* [To do]
Could you output each line of the data that follows exactly?

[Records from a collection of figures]
● ● ● ●

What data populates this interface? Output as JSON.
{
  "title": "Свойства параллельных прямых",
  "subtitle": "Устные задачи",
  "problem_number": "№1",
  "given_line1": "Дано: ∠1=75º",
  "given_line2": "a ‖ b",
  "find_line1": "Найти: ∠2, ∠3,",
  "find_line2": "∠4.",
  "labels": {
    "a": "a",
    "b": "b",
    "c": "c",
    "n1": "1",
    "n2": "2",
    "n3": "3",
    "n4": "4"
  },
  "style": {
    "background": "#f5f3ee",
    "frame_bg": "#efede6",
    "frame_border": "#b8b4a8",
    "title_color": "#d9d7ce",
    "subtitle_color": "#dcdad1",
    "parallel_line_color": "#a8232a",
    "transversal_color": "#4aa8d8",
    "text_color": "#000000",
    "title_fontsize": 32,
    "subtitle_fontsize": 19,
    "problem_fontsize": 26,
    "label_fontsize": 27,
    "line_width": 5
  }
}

● ● ● ●

* [Complete answer]
What data populates this interface? Output as JSON.
{
  "title": "Свойства параллельных прямых",
  "subtitle": "Устные задачи",
  "problem_number": "№1",
  "given_line1": "Дано: ∠1=75º",
  "given_line2": "a ‖ b",
  "find_line1": "Найти: ∠2, ∠3,",
  "find_line2": "∠4.",
  "labels": {
    "a": "a",
    "b": "b",
    "c": "c",
    "n1": "1",
    "n2": "2",
    "n3": "3",
    "n4": "4"
  },
  "style": {
    "background": "#f5f3ee",
    "frame_bg": "#efede6",
    "frame_border": "#b8b4a8",
    "title_color": "#d9d7ce",
    "subtitle_color": "#dcdad1",
    "parallel_line_color": "#a8232a",
    "transversal_color": "#4aa8d8",
    "text_color": "#000000",
    "title_fontsize": 32,
    "subtitle_fontsize": 19,
    "problem_fontsize": 26,
    "label_fontsize": 27,
    "line_width": 5
  }
}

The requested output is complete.